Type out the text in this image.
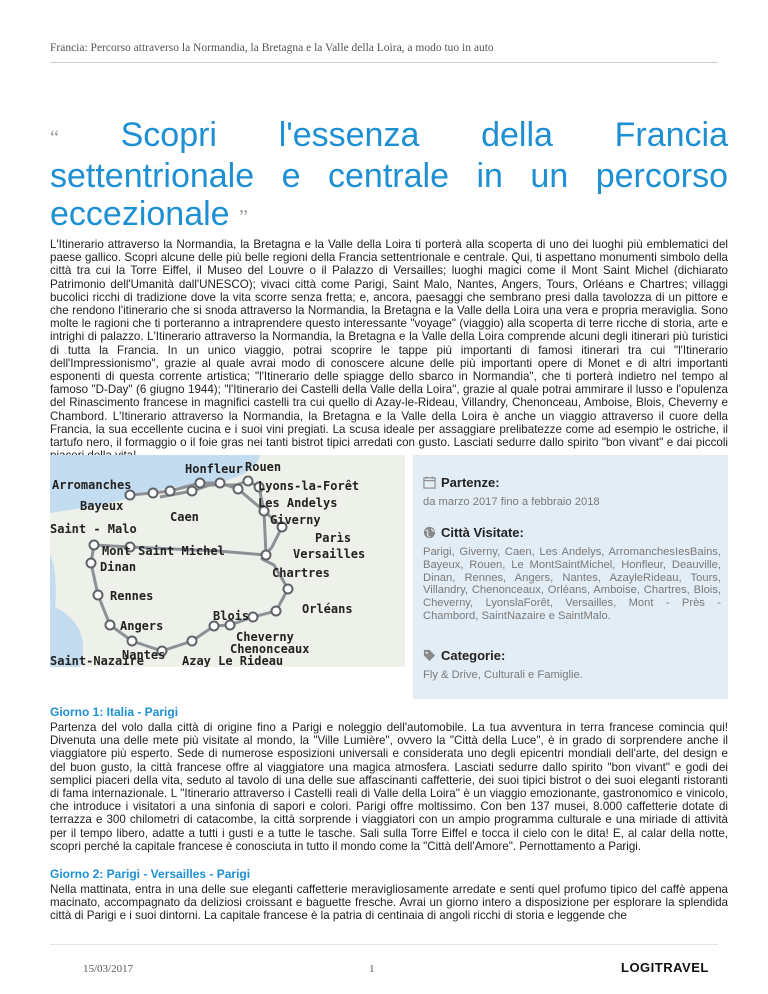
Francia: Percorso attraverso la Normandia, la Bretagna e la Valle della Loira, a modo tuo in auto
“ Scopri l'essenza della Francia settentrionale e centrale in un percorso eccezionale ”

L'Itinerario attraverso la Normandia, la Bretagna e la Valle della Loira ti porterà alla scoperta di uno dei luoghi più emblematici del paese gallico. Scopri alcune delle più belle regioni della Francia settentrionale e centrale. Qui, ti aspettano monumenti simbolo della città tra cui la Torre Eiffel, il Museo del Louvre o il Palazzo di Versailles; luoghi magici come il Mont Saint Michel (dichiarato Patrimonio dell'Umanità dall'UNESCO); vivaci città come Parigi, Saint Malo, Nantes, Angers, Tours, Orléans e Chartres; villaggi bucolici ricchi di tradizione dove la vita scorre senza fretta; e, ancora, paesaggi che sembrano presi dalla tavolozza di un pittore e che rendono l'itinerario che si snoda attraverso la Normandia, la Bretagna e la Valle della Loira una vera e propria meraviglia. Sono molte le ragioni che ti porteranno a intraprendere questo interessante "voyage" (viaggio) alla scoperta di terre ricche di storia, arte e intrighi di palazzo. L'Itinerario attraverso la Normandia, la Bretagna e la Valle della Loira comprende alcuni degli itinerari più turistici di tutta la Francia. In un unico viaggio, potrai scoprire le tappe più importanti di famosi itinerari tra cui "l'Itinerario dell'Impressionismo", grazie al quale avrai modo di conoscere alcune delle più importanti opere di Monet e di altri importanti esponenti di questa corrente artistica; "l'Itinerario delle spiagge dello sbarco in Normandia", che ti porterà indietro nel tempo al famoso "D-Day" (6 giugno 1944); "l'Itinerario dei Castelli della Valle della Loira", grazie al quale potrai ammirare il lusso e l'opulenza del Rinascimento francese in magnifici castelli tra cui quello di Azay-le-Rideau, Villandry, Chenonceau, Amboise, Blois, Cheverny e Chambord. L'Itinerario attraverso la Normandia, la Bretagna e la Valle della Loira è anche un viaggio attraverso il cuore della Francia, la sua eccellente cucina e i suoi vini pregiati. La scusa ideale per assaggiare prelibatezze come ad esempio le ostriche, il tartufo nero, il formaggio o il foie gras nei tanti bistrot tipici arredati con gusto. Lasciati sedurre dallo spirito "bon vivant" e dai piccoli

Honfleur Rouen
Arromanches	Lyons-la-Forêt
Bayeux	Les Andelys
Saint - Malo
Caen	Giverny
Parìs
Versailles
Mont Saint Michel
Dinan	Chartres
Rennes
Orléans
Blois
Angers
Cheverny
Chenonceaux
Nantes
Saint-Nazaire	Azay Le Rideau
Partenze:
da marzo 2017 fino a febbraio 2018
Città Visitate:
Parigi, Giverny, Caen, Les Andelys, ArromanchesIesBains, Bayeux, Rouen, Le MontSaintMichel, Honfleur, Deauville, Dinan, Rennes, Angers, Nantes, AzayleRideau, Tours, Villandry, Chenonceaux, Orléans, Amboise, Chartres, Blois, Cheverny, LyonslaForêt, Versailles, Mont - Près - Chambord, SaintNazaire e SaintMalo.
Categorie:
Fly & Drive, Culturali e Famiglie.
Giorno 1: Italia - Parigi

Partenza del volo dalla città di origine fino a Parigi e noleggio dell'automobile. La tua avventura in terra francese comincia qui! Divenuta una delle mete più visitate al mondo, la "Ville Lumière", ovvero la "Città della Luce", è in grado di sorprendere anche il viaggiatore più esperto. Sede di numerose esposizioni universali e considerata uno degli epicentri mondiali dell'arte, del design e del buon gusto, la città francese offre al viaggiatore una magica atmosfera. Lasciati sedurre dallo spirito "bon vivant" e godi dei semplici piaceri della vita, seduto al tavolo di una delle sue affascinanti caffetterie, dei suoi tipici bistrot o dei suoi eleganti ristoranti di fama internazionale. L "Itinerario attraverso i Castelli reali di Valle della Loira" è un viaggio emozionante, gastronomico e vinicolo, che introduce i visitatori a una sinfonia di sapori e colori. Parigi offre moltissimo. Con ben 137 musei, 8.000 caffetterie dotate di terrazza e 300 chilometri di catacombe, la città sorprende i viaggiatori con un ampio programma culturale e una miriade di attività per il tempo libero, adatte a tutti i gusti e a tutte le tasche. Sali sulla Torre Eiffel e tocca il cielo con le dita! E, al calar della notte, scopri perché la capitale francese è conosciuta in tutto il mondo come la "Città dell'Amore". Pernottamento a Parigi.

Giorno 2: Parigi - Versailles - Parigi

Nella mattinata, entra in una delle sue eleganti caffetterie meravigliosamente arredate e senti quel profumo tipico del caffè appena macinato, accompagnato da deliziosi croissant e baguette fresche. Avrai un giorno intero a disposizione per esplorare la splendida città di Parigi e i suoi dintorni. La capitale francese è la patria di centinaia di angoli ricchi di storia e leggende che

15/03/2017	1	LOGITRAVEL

» **INSTRUCTIONS FOR THE TASK**
Images in the data above are to be skipped. Retype all other material exactly.

» **EXPECTED ANSWER**
Type out the text in this image.
Francia: Percorso attraverso la Normandia, la Bretagna e la Valle della Loira, a modo tuo in auto
“ Scopri l'essenza della Francia settentrionale e centrale in un percorso eccezionale ”

L'Itinerario attraverso la Normandia, la Bretagna e la Valle della Loira ti porterà alla scoperta di uno dei luoghi più emblematici del paese gallico. Scopri alcune delle più belle regioni della Francia settentrionale e centrale. Qui, ti aspettano monumenti simbolo della città tra cui la Torre Eiffel, il Museo del Louvre o il Palazzo di Versailles; luoghi magici come il Mont Saint Michel (dichiarato Patrimonio dell'Umanità dall'UNESCO); vivaci città come Parigi, Saint Malo, Nantes, Angers, Tours, Orléans e Chartres; villaggi bucolici ricchi di tradizione dove la vita scorre senza fretta; e, ancora, paesaggi che sembrano presi dalla tavolozza di un pittore e che rendono l'itinerario che si snoda attraverso la Normandia, la Bretagna e la Valle della Loira una vera e propria meraviglia. Sono molte le ragioni che ti porteranno a intraprendere questo interessante "voyage" (viaggio) alla scoperta di terre ricche di storia, arte e intrighi di palazzo. L'Itinerario attraverso la Normandia, la Bretagna e la Valle della Loira comprende alcuni degli itinerari più turistici di tutta la Francia. In un unico viaggio, potrai scoprire le tappe più importanti di famosi itinerari tra cui "l'Itinerario dell'Impressionismo", grazie al quale avrai modo di conoscere alcune delle più importanti opere di Monet e di altri importanti esponenti di questa corrente artistica; "l'Itinerario delle spiagge dello sbarco in Normandia", che ti porterà indietro nel tempo al famoso "D-Day" (6 giugno 1944); "l'Itinerario dei Castelli della Valle della Loira", grazie al quale potrai ammirare il lusso e l'opulenza del Rinascimento francese in magnifici castelli tra cui quello di Azay-le-Rideau, Villandry, Chenonceau, Amboise, Blois, Cheverny e Chambord. L'Itinerario attraverso la Normandia, la Bretagna e la Valle della Loira è anche un viaggio attraverso il cuore della Francia, la sua eccellente cucina e i suoi vini pregiati. La scusa ideale per assaggiare prelibatezze come ad esempio le ostriche, il tartufo nero, il formaggio o il foie gras nei tanti bistrot tipici arredati con gusto. Lasciati sedurre dallo spirito "bon vivant" e dai piccoli

Honfleur Rouen
Arromanches	Lyons-la-Forêt
Bayeux	Les Andelys
Saint - Malo
Caen	Giverny
Parìs
Versailles
Mont Saint Michel
Dinan	Chartres
Rennes
Orléans
Blois
Angers
Cheverny
Chenonceaux
Nantes
Saint-Nazaire	Azay Le Rideau
Partenze:
da marzo 2017 fino a febbraio 2018
Città Visitate:
Parigi, Giverny, Caen, Les Andelys, ArromanchesIesBains, Bayeux, Rouen, Le MontSaintMichel, Honfleur, Deauville, Dinan, Rennes, Angers, Nantes, AzayleRideau, Tours, Villandry, Chenonceaux, Orléans, Amboise, Chartres, Blois, Cheverny, LyonslaForêt, Versailles, Mont - Près - Chambord, SaintNazaire e SaintMalo.
Categorie:
Fly & Drive, Culturali e Famiglie.
Giorno 1: Italia - Parigi

Partenza del volo dalla città di origine fino a Parigi e noleggio dell'automobile. La tua avventura in terra francese comincia qui! Divenuta una delle mete più visitate al mondo, la "Ville Lumière", ovvero la "Città della Luce", è in grado di sorprendere anche il viaggiatore più esperto. Sede di numerose esposizioni universali e considerata uno degli epicentri mondiali dell'arte, del design e del buon gusto, la città francese offre al viaggiatore una magica atmosfera. Lasciati sedurre dallo spirito "bon vivant" e godi dei semplici piaceri della vita, seduto al tavolo di una delle sue affascinanti caffetterie, dei suoi tipici bistrot o dei suoi eleganti ristoranti di fama internazionale. L "Itinerario attraverso i Castelli reali di Valle della Loira" è un viaggio emozionante, gastronomico e vinicolo, che introduce i visitatori a una sinfonia di sapori e colori. Parigi offre moltissimo. Con ben 137 musei, 8.000 caffetterie dotate di terrazza e 300 chilometri di catacombe, la città sorprende i viaggiatori con un ampio programma culturale e una miriade di attività per il tempo libero, adatte a tutti i gusti e a tutte le tasche. Sali sulla Torre Eiffel e tocca il cielo con le dita! E, al calar della notte, scopri perché la capitale francese è conosciuta in tutto il mondo come la "Città dell'Amore". Pernottamento a Parigi.

Giorno 2: Parigi - Versailles - Parigi

Nella mattinata, entra in una delle sue eleganti caffetterie meravigliosamente arredate e senti quel profumo tipico del caffè appena macinato, accompagnato da deliziosi croissant e baguette fresche. Avrai un giorno intero a disposizione per esplorare la splendida città di Parigi e i suoi dintorni. La capitale francese è la patria di centinaia di angoli ricchi di storia e leggende che

15/03/2017	1	LOGITRAVEL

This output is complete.